___ Provided material ___

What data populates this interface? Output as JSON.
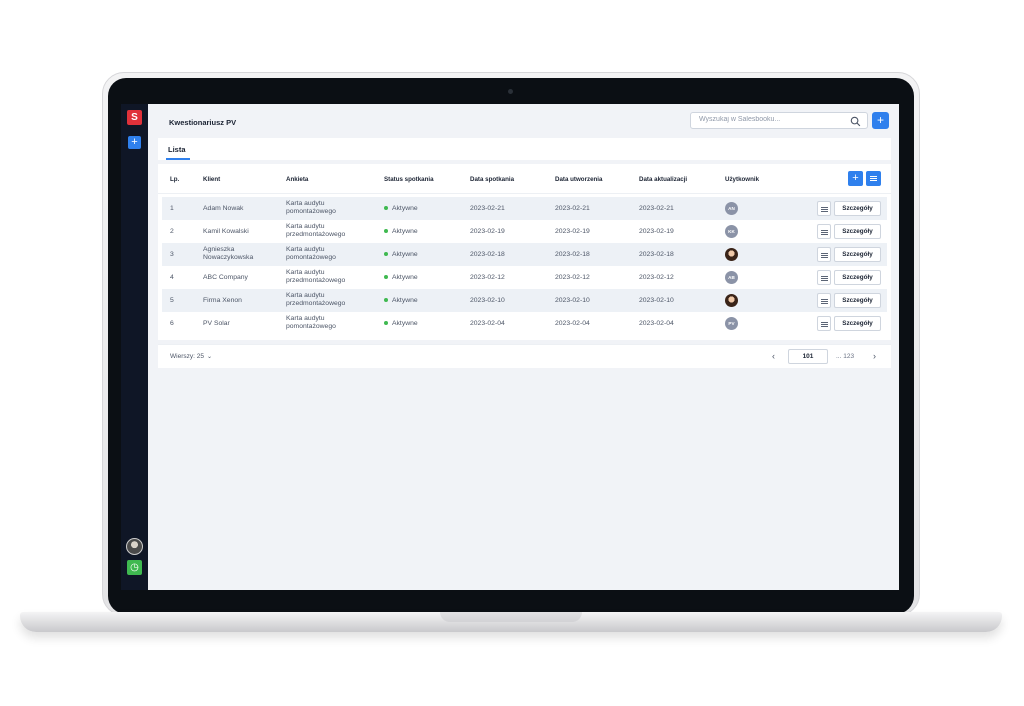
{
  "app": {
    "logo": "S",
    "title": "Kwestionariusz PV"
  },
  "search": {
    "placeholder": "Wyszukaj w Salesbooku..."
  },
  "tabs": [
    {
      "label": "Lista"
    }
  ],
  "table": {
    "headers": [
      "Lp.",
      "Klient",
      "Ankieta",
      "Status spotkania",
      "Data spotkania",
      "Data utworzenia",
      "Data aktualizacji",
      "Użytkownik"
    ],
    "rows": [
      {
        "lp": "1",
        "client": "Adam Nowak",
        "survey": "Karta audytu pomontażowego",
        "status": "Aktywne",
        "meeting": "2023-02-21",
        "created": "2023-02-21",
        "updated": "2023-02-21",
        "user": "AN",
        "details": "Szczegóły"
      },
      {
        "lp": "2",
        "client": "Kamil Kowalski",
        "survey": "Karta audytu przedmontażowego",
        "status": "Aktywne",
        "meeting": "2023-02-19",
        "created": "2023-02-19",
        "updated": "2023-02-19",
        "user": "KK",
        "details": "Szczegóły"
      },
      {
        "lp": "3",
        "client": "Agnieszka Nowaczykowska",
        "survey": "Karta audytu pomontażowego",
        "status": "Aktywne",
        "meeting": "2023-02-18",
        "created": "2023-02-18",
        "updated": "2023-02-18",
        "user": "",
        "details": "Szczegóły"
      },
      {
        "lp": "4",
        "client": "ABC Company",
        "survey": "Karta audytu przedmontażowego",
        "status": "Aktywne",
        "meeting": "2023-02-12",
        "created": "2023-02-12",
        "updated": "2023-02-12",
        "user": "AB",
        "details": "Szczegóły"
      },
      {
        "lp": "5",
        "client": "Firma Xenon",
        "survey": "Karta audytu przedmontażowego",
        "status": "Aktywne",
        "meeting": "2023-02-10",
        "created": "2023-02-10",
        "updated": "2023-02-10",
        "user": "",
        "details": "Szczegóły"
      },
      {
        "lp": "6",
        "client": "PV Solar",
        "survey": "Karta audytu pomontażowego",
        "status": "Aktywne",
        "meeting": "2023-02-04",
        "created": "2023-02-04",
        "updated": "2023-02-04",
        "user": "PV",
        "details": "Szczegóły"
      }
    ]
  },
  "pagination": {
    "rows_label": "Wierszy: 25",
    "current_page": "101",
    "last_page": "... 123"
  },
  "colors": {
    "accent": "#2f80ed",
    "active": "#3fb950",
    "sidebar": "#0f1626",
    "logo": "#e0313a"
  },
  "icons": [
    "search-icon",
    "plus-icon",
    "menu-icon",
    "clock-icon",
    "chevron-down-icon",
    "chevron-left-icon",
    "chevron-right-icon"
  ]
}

___
___ Provided material ___

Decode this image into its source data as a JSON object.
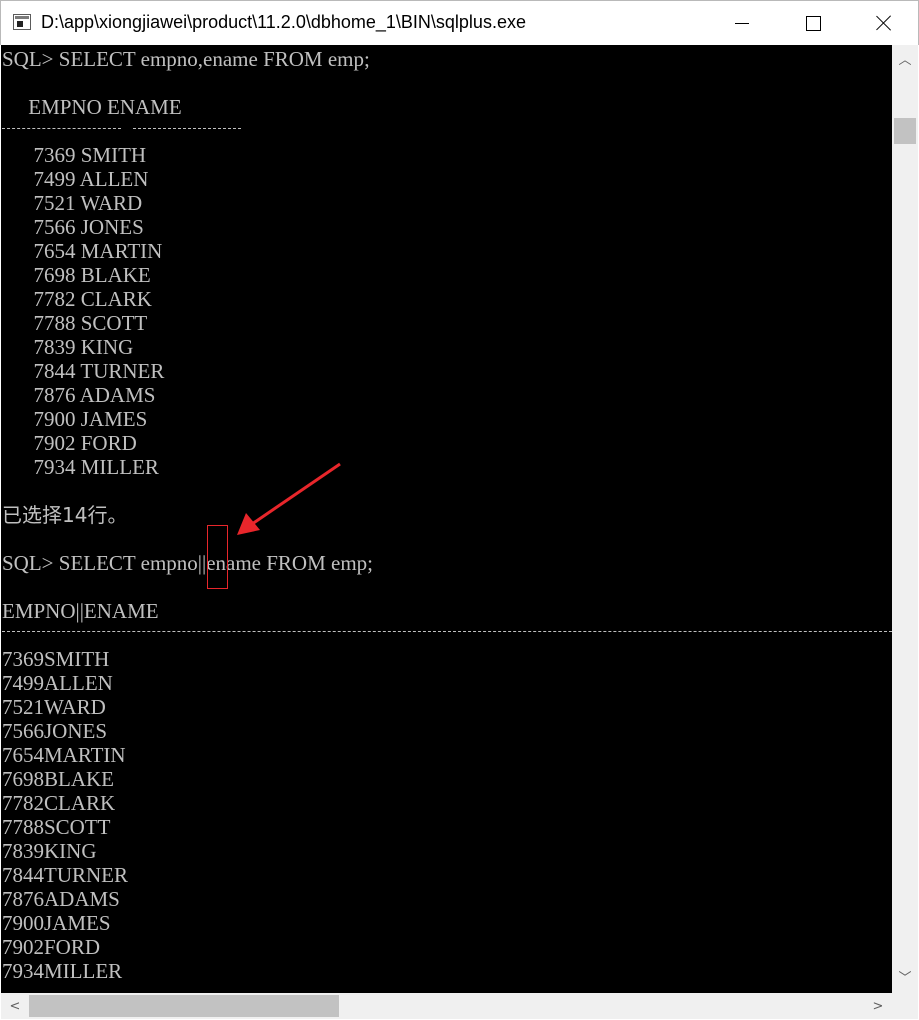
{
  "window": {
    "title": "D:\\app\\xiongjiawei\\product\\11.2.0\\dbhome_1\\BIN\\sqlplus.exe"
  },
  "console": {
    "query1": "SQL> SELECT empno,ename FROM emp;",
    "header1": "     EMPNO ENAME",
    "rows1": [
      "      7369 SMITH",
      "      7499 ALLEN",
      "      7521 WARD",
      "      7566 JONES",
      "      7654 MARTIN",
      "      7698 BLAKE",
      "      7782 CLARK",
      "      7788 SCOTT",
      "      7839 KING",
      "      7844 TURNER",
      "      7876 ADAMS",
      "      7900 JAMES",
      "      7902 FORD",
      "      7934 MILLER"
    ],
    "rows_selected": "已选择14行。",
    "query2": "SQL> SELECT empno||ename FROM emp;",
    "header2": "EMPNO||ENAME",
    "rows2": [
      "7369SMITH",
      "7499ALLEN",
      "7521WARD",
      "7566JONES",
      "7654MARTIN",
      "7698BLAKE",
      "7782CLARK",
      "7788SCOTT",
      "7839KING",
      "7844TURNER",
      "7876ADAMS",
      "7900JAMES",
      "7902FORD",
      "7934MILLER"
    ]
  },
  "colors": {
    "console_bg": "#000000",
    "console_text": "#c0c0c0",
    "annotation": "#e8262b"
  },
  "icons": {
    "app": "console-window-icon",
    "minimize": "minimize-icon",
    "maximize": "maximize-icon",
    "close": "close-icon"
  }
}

___

▸ What is needed: Filter the listing above for the string "created" and copy every matching line.

▸ Exercise response:
        "created": "2023-02-21",
        "created": "2023-02-19",
        "created": "2023-02-18",
        "created": "2023-02-12",
        "created": "2023-02-10",
        "created": "2023-02-04",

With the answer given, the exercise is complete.